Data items
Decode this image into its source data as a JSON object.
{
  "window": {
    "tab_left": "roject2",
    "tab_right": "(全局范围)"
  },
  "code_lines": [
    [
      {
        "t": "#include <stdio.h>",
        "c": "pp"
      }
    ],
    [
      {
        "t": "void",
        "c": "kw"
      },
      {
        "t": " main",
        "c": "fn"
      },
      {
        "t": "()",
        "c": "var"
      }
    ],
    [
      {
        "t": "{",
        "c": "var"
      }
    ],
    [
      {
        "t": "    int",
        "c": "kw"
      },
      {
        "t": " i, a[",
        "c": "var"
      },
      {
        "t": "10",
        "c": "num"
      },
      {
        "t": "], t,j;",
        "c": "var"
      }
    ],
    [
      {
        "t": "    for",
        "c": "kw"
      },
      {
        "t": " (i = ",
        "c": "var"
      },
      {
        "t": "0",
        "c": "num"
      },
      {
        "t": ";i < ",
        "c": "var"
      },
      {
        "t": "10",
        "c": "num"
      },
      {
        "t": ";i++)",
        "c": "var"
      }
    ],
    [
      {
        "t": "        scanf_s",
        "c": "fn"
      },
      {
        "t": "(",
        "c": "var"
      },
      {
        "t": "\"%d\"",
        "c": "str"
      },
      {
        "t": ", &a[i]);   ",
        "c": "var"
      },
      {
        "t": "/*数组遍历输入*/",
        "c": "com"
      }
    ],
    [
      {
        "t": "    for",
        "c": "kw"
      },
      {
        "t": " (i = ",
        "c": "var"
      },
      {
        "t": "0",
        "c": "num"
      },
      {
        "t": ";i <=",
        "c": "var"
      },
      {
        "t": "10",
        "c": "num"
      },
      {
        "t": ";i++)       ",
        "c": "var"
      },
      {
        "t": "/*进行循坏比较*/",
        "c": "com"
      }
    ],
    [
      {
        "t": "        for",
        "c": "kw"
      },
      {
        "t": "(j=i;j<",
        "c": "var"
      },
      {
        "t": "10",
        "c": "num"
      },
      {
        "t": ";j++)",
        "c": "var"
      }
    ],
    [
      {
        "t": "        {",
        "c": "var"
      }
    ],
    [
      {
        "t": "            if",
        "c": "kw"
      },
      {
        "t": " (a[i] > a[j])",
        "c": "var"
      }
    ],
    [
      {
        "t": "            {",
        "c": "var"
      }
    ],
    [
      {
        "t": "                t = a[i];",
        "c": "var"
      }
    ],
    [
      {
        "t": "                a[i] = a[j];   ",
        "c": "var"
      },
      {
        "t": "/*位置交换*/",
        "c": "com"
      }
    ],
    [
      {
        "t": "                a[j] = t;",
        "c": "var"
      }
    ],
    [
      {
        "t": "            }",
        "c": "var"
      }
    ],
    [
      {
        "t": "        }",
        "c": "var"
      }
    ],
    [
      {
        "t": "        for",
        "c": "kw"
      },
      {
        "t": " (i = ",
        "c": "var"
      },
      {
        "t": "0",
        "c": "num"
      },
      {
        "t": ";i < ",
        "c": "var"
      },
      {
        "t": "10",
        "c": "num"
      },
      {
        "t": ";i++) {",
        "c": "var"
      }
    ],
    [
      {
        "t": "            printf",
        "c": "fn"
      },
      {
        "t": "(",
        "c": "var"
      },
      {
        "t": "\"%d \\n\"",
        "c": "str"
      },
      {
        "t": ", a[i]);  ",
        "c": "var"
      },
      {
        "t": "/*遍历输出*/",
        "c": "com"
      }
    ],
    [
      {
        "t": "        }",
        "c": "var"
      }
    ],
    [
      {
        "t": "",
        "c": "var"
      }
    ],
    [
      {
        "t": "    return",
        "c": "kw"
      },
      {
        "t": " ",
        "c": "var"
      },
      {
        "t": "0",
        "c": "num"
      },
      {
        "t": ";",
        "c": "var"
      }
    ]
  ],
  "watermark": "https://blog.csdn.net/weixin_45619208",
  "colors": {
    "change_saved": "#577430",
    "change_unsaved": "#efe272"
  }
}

DIRECTIONS - Print the whole listing again, exactly.

WRITTEN SOLUTION -
Decode this image into its source data as a JSON object.
{
  "window": {
    "tab_left": "roject2",
    "tab_right": "(全局范围)"
  },
  "code_lines": [
    [
      {
        "t": "#include <stdio.h>",
        "c": "pp"
      }
    ],
    [
      {
        "t": "void",
        "c": "kw"
      },
      {
        "t": " main",
        "c": "fn"
      },
      {
        "t": "()",
        "c": "var"
      }
    ],
    [
      {
        "t": "{",
        "c": "var"
      }
    ],
    [
      {
        "t": "    int",
        "c": "kw"
      },
      {
        "t": " i, a[",
        "c": "var"
      },
      {
        "t": "10",
        "c": "num"
      },
      {
        "t": "], t,j;",
        "c": "var"
      }
    ],
    [
      {
        "t": "    for",
        "c": "kw"
      },
      {
        "t": " (i = ",
        "c": "var"
      },
      {
        "t": "0",
        "c": "num"
      },
      {
        "t": ";i < ",
        "c": "var"
      },
      {
        "t": "10",
        "c": "num"
      },
      {
        "t": ";i++)",
        "c": "var"
      }
    ],
    [
      {
        "t": "        scanf_s",
        "c": "fn"
      },
      {
        "t": "(",
        "c": "var"
      },
      {
        "t": "\"%d\"",
        "c": "str"
      },
      {
        "t": ", &a[i]);   ",
        "c": "var"
      },
      {
        "t": "/*数组遍历输入*/",
        "c": "com"
      }
    ],
    [
      {
        "t": "    for",
        "c": "kw"
      },
      {
        "t": " (i = ",
        "c": "var"
      },
      {
        "t": "0",
        "c": "num"
      },
      {
        "t": ";i <=",
        "c": "var"
      },
      {
        "t": "10",
        "c": "num"
      },
      {
        "t": ";i++)       ",
        "c": "var"
      },
      {
        "t": "/*进行循坏比较*/",
        "c": "com"
      }
    ],
    [
      {
        "t": "        for",
        "c": "kw"
      },
      {
        "t": "(j=i;j<",
        "c": "var"
      },
      {
        "t": "10",
        "c": "num"
      },
      {
        "t": ";j++)",
        "c": "var"
      }
    ],
    [
      {
        "t": "        {",
        "c": "var"
      }
    ],
    [
      {
        "t": "            if",
        "c": "kw"
      },
      {
        "t": " (a[i] > a[j])",
        "c": "var"
      }
    ],
    [
      {
        "t": "            {",
        "c": "var"
      }
    ],
    [
      {
        "t": "                t = a[i];",
        "c": "var"
      }
    ],
    [
      {
        "t": "                a[i] = a[j];   ",
        "c": "var"
      },
      {
        "t": "/*位置交换*/",
        "c": "com"
      }
    ],
    [
      {
        "t": "                a[j] = t;",
        "c": "var"
      }
    ],
    [
      {
        "t": "            }",
        "c": "var"
      }
    ],
    [
      {
        "t": "        }",
        "c": "var"
      }
    ],
    [
      {
        "t": "        for",
        "c": "kw"
      },
      {
        "t": " (i = ",
        "c": "var"
      },
      {
        "t": "0",
        "c": "num"
      },
      {
        "t": ";i < ",
        "c": "var"
      },
      {
        "t": "10",
        "c": "num"
      },
      {
        "t": ";i++) {",
        "c": "var"
      }
    ],
    [
      {
        "t": "            printf",
        "c": "fn"
      },
      {
        "t": "(",
        "c": "var"
      },
      {
        "t": "\"%d \\n\"",
        "c": "str"
      },
      {
        "t": ", a[i]);  ",
        "c": "var"
      },
      {
        "t": "/*遍历输出*/",
        "c": "com"
      }
    ],
    [
      {
        "t": "        }",
        "c": "var"
      }
    ],
    [
      {
        "t": "",
        "c": "var"
      }
    ],
    [
      {
        "t": "    return",
        "c": "kw"
      },
      {
        "t": " ",
        "c": "var"
      },
      {
        "t": "0",
        "c": "num"
      },
      {
        "t": ";",
        "c": "var"
      }
    ]
  ],
  "watermark": "https://blog.csdn.net/weixin_45619208",
  "colors": {
    "change_saved": "#577430",
    "change_unsaved": "#efe272"
  }
}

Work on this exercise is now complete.